> **Instructions to follow**
In the listing below, locate the lines that hold "false" and copy them.
** BEGIN Extracted material **
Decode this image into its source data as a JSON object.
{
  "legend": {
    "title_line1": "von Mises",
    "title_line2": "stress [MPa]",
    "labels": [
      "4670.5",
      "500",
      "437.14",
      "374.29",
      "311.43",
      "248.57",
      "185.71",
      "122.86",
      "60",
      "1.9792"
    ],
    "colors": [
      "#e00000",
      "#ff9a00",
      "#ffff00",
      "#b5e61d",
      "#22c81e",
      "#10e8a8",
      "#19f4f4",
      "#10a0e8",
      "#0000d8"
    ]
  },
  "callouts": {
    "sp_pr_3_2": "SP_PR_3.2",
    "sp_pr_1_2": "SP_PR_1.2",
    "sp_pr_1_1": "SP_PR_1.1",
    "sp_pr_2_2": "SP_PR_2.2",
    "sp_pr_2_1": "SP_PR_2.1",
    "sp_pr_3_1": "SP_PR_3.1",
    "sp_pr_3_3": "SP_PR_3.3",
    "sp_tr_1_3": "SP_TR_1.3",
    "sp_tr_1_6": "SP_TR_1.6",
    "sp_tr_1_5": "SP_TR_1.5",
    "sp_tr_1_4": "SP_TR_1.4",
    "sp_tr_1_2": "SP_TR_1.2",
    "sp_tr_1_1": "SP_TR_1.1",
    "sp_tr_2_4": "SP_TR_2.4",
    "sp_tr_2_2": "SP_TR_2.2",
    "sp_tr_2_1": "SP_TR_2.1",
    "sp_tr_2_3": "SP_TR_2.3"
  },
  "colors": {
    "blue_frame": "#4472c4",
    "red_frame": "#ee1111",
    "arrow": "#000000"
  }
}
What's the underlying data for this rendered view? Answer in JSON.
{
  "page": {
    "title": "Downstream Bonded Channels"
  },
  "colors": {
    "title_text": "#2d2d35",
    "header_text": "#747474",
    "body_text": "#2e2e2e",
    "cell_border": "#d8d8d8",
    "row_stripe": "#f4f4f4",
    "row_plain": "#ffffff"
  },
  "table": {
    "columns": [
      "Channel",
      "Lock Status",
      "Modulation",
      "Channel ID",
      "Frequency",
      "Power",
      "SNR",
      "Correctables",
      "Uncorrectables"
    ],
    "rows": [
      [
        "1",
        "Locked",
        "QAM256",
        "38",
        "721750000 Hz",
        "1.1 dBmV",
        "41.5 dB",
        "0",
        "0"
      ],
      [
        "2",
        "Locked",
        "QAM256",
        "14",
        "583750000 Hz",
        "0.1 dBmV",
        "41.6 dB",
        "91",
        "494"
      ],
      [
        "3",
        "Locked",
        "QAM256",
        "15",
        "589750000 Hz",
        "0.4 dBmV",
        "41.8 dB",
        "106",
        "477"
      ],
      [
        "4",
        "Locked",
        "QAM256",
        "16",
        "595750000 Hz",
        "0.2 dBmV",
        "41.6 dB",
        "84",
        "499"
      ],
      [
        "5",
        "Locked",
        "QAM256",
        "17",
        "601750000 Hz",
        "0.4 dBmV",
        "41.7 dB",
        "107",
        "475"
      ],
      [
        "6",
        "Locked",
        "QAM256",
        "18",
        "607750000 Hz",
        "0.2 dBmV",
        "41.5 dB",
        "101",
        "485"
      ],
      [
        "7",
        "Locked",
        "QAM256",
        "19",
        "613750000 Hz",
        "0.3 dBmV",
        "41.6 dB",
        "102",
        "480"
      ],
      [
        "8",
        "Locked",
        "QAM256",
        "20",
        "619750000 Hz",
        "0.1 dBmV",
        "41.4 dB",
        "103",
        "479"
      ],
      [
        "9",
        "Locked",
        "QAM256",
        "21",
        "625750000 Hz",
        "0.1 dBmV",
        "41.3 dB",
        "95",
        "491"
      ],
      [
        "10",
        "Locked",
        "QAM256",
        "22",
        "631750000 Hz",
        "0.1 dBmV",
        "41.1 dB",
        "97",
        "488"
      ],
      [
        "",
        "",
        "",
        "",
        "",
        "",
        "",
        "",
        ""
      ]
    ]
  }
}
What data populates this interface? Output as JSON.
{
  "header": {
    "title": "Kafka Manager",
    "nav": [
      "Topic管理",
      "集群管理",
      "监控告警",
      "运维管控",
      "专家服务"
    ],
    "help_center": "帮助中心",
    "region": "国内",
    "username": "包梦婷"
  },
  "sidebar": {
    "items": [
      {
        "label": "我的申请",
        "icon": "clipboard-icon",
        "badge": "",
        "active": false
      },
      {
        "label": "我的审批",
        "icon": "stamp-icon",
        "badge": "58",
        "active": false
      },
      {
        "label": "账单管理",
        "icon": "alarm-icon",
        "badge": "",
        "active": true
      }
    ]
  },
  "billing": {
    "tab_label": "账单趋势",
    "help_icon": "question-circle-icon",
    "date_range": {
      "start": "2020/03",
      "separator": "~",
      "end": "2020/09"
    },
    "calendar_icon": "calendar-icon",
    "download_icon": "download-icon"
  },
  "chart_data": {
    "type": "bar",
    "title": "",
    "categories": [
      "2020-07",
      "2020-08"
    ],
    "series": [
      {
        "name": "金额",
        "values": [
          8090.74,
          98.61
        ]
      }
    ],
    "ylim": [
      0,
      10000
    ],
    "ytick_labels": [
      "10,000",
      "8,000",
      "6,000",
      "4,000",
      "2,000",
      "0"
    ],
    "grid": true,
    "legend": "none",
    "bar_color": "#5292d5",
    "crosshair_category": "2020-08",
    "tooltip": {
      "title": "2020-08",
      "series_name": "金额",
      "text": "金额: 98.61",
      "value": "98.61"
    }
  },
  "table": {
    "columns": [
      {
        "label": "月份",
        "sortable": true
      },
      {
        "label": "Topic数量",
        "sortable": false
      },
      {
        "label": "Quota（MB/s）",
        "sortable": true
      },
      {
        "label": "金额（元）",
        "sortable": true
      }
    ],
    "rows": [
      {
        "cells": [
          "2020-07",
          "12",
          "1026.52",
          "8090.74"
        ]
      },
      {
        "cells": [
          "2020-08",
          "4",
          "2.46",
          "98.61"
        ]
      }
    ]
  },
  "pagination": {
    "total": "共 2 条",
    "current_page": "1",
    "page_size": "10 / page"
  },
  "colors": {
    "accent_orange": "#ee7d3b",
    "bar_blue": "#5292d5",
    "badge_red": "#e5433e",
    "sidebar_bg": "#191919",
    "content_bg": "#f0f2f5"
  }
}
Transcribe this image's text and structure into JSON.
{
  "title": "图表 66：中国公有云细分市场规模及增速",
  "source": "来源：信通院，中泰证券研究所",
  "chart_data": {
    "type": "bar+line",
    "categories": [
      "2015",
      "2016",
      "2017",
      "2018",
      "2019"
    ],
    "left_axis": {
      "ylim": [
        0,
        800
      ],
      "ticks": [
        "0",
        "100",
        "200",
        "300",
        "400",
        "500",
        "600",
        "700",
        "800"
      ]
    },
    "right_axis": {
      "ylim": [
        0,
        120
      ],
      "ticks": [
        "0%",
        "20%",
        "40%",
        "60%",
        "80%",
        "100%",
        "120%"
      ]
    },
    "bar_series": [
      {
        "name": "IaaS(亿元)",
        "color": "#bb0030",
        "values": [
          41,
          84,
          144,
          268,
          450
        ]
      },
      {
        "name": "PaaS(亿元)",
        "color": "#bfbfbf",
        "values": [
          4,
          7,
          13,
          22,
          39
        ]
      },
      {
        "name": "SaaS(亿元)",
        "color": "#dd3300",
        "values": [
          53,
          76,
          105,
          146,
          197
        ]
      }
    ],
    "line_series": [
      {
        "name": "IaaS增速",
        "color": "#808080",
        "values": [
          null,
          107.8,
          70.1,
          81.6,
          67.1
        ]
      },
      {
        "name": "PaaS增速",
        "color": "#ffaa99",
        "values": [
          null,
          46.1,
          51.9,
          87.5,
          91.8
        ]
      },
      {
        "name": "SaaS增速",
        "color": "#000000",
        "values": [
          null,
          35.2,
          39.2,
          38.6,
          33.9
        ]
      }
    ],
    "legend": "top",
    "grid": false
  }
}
** END Extracted material **
> **Answer to the exercise**
        "active": false
        "active": false
        "sortable": false
    "grid": false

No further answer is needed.